— START INPUT ROWS —

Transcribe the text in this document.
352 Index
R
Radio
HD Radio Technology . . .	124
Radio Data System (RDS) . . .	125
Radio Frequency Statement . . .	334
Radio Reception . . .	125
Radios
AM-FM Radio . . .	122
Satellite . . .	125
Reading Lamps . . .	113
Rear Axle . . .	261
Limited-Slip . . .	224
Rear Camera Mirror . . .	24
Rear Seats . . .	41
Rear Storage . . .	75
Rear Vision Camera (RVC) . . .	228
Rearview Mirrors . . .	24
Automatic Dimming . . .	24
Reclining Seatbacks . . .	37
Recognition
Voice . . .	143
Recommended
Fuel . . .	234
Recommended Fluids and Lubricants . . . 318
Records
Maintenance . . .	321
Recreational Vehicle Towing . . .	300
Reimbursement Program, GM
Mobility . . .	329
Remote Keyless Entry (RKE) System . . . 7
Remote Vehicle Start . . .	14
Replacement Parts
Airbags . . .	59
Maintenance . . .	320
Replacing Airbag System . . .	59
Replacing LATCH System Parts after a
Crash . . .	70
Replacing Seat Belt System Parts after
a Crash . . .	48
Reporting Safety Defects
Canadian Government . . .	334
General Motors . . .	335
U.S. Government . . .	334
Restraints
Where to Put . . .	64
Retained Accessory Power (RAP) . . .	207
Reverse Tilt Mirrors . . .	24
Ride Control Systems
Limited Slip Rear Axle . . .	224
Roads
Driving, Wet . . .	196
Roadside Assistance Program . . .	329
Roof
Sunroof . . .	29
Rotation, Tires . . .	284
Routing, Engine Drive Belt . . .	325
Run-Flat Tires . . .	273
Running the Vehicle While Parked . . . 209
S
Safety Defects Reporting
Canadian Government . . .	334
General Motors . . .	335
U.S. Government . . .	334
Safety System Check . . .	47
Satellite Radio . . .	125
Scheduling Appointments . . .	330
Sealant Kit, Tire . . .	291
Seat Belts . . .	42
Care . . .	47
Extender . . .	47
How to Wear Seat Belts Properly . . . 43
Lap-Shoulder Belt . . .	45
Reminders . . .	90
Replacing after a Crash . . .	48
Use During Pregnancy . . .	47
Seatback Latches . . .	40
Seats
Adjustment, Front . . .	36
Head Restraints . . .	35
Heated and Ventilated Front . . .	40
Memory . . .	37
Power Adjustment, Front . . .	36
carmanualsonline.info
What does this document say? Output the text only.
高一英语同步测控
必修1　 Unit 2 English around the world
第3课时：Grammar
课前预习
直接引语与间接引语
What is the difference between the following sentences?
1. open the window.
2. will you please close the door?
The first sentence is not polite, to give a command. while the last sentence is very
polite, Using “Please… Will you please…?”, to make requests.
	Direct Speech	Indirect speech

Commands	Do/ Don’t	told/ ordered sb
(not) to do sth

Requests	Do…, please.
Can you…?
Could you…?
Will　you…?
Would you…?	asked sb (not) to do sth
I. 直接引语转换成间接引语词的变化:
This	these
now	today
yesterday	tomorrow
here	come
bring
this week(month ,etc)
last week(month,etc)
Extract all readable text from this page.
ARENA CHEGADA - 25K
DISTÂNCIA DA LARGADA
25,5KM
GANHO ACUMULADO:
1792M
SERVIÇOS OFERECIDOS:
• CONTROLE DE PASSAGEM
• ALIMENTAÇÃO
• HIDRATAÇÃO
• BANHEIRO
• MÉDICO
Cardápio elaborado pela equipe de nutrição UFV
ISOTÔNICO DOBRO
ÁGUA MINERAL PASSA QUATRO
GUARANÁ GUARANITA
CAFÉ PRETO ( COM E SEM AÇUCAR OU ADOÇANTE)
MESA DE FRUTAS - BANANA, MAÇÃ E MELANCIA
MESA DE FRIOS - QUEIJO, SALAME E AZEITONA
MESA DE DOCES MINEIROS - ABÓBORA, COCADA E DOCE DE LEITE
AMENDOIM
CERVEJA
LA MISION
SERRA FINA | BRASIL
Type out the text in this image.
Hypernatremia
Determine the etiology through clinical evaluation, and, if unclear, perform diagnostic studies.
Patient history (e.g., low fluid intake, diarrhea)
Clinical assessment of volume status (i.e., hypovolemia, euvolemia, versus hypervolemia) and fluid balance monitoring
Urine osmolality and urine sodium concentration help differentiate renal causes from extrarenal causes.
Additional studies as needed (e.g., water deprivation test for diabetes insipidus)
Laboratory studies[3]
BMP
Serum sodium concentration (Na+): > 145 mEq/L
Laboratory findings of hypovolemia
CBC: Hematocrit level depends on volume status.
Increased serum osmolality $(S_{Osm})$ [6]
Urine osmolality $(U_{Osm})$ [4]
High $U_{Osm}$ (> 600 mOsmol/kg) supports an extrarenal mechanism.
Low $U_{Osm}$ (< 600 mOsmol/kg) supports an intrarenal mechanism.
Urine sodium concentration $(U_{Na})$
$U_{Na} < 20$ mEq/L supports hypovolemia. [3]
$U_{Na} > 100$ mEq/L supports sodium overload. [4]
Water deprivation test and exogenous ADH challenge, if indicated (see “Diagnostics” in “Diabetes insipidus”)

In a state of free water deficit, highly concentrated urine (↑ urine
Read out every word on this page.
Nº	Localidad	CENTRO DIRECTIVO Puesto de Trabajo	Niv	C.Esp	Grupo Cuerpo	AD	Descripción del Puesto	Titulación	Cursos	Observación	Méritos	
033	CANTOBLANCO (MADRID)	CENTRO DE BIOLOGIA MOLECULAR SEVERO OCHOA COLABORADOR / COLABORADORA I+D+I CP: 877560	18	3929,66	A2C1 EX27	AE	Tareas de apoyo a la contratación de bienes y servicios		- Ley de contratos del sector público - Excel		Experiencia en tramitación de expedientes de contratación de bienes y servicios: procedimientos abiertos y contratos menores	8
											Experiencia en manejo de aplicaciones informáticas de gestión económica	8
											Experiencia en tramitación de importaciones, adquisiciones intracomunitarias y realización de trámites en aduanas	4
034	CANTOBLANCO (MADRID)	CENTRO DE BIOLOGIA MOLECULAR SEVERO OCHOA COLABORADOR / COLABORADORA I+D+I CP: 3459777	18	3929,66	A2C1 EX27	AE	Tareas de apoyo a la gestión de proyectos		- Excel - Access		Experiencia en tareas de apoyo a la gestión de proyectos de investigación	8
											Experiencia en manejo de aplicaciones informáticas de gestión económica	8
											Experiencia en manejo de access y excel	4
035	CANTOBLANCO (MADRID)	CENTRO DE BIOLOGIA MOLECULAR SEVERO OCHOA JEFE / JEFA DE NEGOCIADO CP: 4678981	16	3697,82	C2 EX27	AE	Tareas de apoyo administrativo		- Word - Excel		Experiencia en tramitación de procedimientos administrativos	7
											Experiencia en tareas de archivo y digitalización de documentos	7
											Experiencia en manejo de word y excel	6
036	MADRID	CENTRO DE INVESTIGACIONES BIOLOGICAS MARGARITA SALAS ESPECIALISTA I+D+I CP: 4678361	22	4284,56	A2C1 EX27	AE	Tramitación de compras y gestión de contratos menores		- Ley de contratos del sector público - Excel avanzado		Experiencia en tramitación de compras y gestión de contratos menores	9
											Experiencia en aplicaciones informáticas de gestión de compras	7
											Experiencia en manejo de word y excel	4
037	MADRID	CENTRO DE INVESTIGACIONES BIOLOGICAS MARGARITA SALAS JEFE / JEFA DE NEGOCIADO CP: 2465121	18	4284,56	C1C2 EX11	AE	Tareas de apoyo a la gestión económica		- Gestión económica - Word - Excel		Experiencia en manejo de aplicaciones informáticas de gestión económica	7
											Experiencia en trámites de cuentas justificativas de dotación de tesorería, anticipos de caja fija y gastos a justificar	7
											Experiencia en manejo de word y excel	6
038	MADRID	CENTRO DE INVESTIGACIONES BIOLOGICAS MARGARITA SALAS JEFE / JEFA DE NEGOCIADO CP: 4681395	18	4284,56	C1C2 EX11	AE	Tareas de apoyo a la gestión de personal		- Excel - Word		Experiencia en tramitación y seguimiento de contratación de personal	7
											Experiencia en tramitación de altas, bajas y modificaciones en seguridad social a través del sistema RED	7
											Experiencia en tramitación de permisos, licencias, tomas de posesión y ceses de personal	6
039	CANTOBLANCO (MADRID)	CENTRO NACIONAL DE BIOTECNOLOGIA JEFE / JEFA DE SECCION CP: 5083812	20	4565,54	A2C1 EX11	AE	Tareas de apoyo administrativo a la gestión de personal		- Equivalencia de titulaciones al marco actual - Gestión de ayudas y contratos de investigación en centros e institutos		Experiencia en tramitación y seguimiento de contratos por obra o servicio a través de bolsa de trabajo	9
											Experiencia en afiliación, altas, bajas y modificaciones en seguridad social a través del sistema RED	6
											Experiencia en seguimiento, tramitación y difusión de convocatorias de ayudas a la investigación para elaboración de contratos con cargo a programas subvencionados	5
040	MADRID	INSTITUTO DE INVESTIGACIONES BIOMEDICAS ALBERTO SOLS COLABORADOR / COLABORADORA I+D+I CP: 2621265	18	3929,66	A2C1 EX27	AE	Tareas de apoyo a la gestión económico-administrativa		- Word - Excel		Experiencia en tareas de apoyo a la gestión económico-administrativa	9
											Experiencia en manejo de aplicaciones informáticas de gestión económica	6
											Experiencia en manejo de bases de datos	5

— END INPUT ROWS —

▸ WORK TO DO
Review the preceding data and report every line that includes the string "MARGARITA".

▸ OUTPUT OF THE TASK
036	MADRID	CENTRO DE INVESTIGACIONES BIOLOGICAS MARGARITA SALAS ESPECIALISTA I+D+I CP: 4678361	22	4284,56	A2C1 EX27	AE	Tramitación de compras y gestión de contratos menores		- Ley de contratos del sector público - Excel avanzado		Experiencia en tramitación de compras y gestión de contratos menores	9
037	MADRID	CENTRO DE INVESTIGACIONES BIOLOGICAS MARGARITA SALAS JEFE / JEFA DE NEGOCIADO CP: 2465121	18	4284,56	C1C2 EX11	AE	Tareas de apoyo a la gestión económica		- Gestión económica - Word - Excel		Experiencia en manejo de aplicaciones informáticas de gestión económica	7
038	MADRID	CENTRO DE INVESTIGACIONES BIOLOGICAS MARGARITA SALAS JEFE / JEFA DE NEGOCIADO CP: 4681395	18	4284,56	C1C2 EX11	AE	Tareas de apoyo a la gestión de personal		- Excel - Word		Experiencia en tramitación y seguimiento de contratación de personal	7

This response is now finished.